Listing =>
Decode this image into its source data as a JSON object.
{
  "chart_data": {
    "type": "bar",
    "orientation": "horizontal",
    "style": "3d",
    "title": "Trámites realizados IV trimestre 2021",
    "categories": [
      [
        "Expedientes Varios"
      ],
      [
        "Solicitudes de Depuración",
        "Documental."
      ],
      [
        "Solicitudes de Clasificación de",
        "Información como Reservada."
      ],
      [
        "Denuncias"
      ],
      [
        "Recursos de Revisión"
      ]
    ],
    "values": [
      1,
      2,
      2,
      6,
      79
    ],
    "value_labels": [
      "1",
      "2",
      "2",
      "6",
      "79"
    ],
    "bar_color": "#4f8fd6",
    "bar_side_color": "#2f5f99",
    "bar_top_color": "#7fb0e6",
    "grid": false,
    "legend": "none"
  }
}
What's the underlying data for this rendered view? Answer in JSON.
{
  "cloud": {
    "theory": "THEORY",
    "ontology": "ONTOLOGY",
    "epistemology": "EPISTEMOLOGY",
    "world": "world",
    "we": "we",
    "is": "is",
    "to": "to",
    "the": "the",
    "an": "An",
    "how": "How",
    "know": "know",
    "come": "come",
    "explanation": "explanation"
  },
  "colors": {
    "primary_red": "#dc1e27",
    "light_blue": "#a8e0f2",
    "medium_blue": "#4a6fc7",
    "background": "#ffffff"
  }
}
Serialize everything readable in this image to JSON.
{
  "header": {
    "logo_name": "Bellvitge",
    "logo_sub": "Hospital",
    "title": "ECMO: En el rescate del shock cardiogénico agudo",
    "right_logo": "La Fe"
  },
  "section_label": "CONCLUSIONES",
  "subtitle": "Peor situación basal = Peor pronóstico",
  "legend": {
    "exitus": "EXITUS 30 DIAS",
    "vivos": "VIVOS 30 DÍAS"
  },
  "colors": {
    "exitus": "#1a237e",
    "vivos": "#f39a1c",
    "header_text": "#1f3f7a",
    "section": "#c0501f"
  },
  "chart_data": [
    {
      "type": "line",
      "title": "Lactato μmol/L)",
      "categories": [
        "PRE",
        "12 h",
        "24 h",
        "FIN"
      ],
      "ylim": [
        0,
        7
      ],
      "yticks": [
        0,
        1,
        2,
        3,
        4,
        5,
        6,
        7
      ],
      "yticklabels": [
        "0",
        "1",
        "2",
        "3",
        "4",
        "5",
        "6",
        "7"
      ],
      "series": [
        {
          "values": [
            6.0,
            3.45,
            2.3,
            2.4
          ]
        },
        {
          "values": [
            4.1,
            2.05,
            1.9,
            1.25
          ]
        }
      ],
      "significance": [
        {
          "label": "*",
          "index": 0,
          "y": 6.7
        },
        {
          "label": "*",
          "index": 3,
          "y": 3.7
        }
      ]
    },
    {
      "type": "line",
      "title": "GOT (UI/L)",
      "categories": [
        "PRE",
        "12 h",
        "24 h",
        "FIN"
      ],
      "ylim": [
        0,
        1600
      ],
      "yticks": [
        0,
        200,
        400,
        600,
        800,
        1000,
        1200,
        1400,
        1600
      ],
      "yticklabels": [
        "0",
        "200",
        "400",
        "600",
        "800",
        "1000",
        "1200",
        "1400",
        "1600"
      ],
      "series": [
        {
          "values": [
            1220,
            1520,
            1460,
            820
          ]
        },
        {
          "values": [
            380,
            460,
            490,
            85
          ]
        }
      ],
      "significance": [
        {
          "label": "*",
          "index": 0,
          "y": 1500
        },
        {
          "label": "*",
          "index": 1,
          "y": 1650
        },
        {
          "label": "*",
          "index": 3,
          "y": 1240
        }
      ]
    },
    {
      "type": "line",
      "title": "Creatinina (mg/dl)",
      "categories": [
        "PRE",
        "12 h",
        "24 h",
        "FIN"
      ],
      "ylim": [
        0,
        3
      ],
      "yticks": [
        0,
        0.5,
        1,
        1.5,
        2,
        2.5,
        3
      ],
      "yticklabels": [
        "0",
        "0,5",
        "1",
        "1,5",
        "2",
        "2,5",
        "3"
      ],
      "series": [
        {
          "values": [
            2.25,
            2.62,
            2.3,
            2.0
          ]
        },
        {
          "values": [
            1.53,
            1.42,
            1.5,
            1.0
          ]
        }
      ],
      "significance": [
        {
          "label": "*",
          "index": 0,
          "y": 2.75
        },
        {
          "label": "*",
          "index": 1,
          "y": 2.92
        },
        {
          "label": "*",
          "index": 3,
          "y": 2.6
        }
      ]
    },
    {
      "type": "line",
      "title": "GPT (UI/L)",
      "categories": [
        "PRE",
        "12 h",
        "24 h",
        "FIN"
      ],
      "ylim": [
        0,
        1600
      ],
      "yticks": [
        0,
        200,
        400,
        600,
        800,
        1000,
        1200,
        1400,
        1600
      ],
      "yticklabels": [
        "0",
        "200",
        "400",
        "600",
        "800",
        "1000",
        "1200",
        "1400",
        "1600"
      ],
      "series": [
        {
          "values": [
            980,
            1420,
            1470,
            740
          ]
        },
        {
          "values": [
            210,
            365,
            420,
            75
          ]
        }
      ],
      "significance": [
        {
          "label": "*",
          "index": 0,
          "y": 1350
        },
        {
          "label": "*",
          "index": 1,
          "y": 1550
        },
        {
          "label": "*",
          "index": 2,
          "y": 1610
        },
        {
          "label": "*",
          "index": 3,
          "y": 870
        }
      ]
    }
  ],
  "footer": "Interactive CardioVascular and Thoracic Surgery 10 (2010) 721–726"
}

Task instructions =>
Copy every line verbatim.

Correct output =>
Decode this image into its source data as a JSON object.
{
  "chart_data": {
    "type": "bar",
    "orientation": "horizontal",
    "style": "3d",
    "title": "Trámites realizados IV trimestre 2021",
    "categories": [
      [
        "Expedientes Varios"
      ],
      [
        "Solicitudes de Depuración",
        "Documental."
      ],
      [
        "Solicitudes de Clasificación de",
        "Información como Reservada."
      ],
      [
        "Denuncias"
      ],
      [
        "Recursos de Revisión"
      ]
    ],
    "values": [
      1,
      2,
      2,
      6,
      79
    ],
    "value_labels": [
      "1",
      "2",
      "2",
      "6",
      "79"
    ],
    "bar_color": "#4f8fd6",
    "bar_side_color": "#2f5f99",
    "bar_top_color": "#7fb0e6",
    "grid": false,
    "legend": "none"
  }
}
What's the underlying data for this rendered view? Answer in JSON.
{
  "cloud": {
    "theory": "THEORY",
    "ontology": "ONTOLOGY",
    "epistemology": "EPISTEMOLOGY",
    "world": "world",
    "we": "we",
    "is": "is",
    "to": "to",
    "the": "the",
    "an": "An",
    "how": "How",
    "know": "know",
    "come": "come",
    "explanation": "explanation"
  },
  "colors": {
    "primary_red": "#dc1e27",
    "light_blue": "#a8e0f2",
    "medium_blue": "#4a6fc7",
    "background": "#ffffff"
  }
}
Serialize everything readable in this image to JSON.
{
  "header": {
    "logo_name": "Bellvitge",
    "logo_sub": "Hospital",
    "title": "ECMO: En el rescate del shock cardiogénico agudo",
    "right_logo": "La Fe"
  },
  "section_label": "CONCLUSIONES",
  "subtitle": "Peor situación basal = Peor pronóstico",
  "legend": {
    "exitus": "EXITUS 30 DIAS",
    "vivos": "VIVOS 30 DÍAS"
  },
  "colors": {
    "exitus": "#1a237e",
    "vivos": "#f39a1c",
    "header_text": "#1f3f7a",
    "section": "#c0501f"
  },
  "chart_data": [
    {
      "type": "line",
      "title": "Lactato μmol/L)",
      "categories": [
        "PRE",
        "12 h",
        "24 h",
        "FIN"
      ],
      "ylim": [
        0,
        7
      ],
      "yticks": [
        0,
        1,
        2,
        3,
        4,
        5,
        6,
        7
      ],
      "yticklabels": [
        "0",
        "1",
        "2",
        "3",
        "4",
        "5",
        "6",
        "7"
      ],
      "series": [
        {
          "values": [
            6.0,
            3.45,
            2.3,
            2.4
          ]
        },
        {
          "values": [
            4.1,
            2.05,
            1.9,
            1.25
          ]
        }
      ],
      "significance": [
        {
          "label": "*",
          "index": 0,
          "y": 6.7
        },
        {
          "label": "*",
          "index": 3,
          "y": 3.7
        }
      ]
    },
    {
      "type": "line",
      "title": "GOT (UI/L)",
      "categories": [
        "PRE",
        "12 h",
        "24 h",
        "FIN"
      ],
      "ylim": [
        0,
        1600
      ],
      "yticks": [
        0,
        200,
        400,
        600,
        800,
        1000,
        1200,
        1400,
        1600
      ],
      "yticklabels": [
        "0",
        "200",
        "400",
        "600",
        "800",
        "1000",
        "1200",
        "1400",
        "1600"
      ],
      "series": [
        {
          "values": [
            1220,
            1520,
            1460,
            820
          ]
        },
        {
          "values": [
            380,
            460,
            490,
            85
          ]
        }
      ],
      "significance": [
        {
          "label": "*",
          "index": 0,
          "y": 1500
        },
        {
          "label": "*",
          "index": 1,
          "y": 1650
        },
        {
          "label": "*",
          "index": 3,
          "y": 1240
        }
      ]
    },
    {
      "type": "line",
      "title": "Creatinina (mg/dl)",
      "categories": [
        "PRE",
        "12 h",
        "24 h",
        "FIN"
      ],
      "ylim": [
        0,
        3
      ],
      "yticks": [
        0,
        0.5,
        1,
        1.5,
        2,
        2.5,
        3
      ],
      "yticklabels": [
        "0",
        "0,5",
        "1",
        "1,5",
        "2",
        "2,5",
        "3"
      ],
      "series": [
        {
          "values": [
            2.25,
            2.62,
            2.3,
            2.0
          ]
        },
        {
          "values": [
            1.53,
            1.42,
            1.5,
            1.0
          ]
        }
      ],
      "significance": [
        {
          "label": "*",
          "index": 0,
          "y": 2.75
        },
        {
          "label": "*",
          "index": 1,
          "y": 2.92
        },
        {
          "label": "*",
          "index": 3,
          "y": 2.6
        }
      ]
    },
    {
      "type": "line",
      "title": "GPT (UI/L)",
      "categories": [
        "PRE",
        "12 h",
        "24 h",
        "FIN"
      ],
      "ylim": [
        0,
        1600
      ],
      "yticks": [
        0,
        200,
        400,
        600,
        800,
        1000,
        1200,
        1400,
        1600
      ],
      "yticklabels": [
        "0",
        "200",
        "400",
        "600",
        "800",
        "1000",
        "1200",
        "1400",
        "1600"
      ],
      "series": [
        {
          "values": [
            980,
            1420,
            1470,
            740
          ]
        },
        {
          "values": [
            210,
            365,
            420,
            75
          ]
        }
      ],
      "significance": [
        {
          "label": "*",
          "index": 0,
          "y": 1350
        },
        {
          "label": "*",
          "index": 1,
          "y": 1550
        },
        {
          "label": "*",
          "index": 2,
          "y": 1610
        },
        {
          "label": "*",
          "index": 3,
          "y": 870
        }
      ]
    }
  ],
  "footer": "Interactive CardioVascular and Thoracic Surgery 10 (2010) 721–726"
}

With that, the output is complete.